● EXERCISE REQUIREMENTS
From the material below, list every line containing "type".

>> begin DATA SHOWN

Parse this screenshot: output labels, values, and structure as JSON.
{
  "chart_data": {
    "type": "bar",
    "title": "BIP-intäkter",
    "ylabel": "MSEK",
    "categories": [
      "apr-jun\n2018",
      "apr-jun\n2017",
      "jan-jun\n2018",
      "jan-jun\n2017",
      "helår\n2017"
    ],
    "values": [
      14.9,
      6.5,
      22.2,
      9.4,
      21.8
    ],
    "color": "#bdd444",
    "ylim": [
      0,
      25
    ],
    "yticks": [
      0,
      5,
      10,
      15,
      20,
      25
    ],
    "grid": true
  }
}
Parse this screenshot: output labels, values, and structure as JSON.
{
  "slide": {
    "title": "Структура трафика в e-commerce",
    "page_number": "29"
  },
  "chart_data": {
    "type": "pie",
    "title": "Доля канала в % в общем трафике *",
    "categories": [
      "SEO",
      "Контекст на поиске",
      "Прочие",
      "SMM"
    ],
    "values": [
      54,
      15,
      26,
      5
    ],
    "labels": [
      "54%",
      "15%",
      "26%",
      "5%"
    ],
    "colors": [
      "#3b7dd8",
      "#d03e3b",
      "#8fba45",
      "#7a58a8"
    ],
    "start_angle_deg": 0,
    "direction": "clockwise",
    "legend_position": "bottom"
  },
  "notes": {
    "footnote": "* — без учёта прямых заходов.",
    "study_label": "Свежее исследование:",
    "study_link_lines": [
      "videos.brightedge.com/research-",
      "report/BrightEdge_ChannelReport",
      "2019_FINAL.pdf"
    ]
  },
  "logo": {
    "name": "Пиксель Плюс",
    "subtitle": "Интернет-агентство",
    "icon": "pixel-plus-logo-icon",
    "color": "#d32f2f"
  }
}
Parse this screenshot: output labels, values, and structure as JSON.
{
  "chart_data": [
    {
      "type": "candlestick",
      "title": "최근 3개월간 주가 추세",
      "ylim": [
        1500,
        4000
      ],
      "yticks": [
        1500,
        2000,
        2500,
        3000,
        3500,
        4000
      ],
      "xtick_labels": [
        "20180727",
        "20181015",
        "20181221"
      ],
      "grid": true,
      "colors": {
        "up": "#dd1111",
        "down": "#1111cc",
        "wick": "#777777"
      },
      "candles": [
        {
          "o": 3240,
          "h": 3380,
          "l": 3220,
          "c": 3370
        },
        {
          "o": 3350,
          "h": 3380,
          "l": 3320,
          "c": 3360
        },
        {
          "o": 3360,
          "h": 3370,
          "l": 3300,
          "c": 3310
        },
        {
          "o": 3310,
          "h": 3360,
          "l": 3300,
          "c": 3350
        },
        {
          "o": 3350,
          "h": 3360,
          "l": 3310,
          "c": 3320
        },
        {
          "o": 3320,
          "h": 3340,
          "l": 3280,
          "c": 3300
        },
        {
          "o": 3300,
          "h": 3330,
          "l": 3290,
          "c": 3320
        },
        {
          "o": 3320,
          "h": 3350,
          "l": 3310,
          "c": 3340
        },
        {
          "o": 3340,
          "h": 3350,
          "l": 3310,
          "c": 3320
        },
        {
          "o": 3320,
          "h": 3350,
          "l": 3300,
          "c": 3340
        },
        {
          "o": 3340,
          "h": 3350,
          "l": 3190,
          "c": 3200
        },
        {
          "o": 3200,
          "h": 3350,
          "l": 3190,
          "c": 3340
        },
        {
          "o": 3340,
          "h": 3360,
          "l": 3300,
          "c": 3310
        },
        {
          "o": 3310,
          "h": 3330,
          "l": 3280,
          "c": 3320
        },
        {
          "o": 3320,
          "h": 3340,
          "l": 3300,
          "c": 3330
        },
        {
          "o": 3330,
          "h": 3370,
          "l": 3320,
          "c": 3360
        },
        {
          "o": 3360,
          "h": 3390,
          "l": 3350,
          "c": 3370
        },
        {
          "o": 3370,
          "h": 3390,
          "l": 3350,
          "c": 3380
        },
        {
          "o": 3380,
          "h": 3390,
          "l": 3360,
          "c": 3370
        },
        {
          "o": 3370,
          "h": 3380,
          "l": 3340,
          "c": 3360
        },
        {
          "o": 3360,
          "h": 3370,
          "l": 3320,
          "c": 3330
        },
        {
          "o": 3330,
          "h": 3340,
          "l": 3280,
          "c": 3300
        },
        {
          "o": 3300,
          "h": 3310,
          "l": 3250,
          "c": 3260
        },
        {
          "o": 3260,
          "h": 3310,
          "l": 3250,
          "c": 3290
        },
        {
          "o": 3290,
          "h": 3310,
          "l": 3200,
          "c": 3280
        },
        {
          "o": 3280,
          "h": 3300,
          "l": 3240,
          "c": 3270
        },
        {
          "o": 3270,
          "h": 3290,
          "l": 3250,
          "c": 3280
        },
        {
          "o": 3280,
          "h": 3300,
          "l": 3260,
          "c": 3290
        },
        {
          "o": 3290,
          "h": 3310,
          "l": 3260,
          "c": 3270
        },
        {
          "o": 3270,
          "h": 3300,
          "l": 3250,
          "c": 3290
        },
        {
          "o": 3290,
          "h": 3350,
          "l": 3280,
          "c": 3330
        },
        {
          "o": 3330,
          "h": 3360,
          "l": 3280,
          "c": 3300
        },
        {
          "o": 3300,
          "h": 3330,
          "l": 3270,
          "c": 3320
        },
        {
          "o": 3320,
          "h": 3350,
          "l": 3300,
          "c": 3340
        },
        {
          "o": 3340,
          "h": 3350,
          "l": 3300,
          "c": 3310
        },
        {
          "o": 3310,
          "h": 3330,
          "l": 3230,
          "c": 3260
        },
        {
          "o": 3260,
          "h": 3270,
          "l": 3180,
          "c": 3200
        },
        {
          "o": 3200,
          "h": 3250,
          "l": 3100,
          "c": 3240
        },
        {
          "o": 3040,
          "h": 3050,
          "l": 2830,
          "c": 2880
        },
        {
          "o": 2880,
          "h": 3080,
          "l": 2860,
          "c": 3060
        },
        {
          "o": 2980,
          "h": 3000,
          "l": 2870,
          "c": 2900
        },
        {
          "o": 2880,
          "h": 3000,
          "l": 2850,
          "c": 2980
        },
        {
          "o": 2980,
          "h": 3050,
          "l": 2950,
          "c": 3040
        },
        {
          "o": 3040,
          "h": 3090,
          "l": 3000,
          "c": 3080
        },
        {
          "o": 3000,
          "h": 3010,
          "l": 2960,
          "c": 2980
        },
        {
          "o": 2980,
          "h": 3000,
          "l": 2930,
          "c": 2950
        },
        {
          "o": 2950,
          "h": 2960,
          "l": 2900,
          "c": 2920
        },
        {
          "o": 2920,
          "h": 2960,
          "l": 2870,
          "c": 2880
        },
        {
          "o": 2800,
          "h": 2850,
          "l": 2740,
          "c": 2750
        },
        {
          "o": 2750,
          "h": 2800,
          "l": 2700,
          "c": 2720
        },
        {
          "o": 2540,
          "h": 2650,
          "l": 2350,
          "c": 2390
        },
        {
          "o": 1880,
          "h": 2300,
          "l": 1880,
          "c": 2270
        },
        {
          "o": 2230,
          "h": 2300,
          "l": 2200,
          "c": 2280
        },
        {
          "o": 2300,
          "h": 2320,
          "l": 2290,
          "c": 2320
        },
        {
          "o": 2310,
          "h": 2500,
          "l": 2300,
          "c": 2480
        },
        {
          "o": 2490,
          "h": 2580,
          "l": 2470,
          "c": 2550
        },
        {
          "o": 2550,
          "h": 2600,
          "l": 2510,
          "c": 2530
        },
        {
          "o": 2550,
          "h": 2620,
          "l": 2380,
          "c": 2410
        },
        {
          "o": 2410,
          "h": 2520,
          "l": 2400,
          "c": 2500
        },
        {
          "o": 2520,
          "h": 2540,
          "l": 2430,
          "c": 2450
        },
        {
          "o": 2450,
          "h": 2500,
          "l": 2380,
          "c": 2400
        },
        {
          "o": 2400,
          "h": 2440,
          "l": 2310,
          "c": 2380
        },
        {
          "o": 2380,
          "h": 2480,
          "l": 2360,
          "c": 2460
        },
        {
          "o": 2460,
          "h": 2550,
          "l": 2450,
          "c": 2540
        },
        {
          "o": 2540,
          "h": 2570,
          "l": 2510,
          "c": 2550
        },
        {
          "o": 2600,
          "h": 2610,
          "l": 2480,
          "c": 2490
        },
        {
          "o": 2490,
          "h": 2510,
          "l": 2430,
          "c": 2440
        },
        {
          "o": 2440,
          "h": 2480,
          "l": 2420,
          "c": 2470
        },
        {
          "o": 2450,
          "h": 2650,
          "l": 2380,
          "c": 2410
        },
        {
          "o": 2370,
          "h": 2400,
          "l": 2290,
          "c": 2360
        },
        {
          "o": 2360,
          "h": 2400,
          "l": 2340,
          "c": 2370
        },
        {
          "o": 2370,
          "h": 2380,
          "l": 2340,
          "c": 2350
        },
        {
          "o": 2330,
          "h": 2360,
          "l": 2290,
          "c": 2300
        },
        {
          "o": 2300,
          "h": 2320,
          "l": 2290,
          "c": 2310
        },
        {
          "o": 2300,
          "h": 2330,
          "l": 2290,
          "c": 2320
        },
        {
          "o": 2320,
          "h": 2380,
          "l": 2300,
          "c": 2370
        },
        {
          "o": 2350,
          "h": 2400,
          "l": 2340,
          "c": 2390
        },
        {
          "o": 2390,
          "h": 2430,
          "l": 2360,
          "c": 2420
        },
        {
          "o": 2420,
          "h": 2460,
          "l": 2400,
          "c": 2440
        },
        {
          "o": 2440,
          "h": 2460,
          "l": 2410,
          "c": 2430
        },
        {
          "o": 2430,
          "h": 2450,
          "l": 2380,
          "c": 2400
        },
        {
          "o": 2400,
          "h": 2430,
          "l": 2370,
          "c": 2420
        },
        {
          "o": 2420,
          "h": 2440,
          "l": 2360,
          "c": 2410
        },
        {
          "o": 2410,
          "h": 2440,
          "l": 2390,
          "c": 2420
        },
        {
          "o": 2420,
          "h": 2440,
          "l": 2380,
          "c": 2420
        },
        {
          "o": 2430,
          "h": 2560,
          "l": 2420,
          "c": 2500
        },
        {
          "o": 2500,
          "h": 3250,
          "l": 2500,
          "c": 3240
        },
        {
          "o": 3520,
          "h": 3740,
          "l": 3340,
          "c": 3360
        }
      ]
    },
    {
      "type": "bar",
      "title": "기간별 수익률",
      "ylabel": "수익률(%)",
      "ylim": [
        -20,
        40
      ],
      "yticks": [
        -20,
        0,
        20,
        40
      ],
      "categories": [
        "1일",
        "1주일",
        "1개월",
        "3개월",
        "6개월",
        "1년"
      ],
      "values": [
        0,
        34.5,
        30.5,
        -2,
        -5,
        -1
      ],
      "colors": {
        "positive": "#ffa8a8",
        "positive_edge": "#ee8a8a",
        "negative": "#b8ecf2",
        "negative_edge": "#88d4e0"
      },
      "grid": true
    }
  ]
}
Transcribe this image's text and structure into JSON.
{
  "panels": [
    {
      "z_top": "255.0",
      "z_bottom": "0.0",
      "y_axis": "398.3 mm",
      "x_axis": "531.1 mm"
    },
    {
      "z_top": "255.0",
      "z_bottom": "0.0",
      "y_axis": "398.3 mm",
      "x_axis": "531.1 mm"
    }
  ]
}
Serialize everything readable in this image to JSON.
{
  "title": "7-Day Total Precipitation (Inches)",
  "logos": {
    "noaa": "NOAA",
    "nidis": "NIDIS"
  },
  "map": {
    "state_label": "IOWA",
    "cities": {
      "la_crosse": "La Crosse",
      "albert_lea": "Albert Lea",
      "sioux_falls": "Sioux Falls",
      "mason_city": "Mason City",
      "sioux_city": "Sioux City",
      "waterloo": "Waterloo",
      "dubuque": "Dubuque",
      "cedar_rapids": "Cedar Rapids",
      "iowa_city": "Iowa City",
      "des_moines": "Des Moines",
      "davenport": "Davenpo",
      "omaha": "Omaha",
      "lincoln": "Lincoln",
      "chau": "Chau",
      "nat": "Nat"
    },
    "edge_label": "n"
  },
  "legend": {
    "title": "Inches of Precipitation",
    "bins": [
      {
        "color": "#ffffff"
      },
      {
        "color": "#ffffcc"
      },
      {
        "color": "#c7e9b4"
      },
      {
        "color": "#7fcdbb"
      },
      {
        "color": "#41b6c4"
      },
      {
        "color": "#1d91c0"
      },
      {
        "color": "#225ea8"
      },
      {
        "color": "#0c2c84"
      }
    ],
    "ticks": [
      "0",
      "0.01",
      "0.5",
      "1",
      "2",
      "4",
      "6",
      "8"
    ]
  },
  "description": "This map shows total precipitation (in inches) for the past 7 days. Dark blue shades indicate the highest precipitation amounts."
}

>> end DATA SHOWN

● ANSWER TO THE PROBLEM
    "type": "bar",
    "type": "pie",
      "type": "candlestick",
      "type": "bar",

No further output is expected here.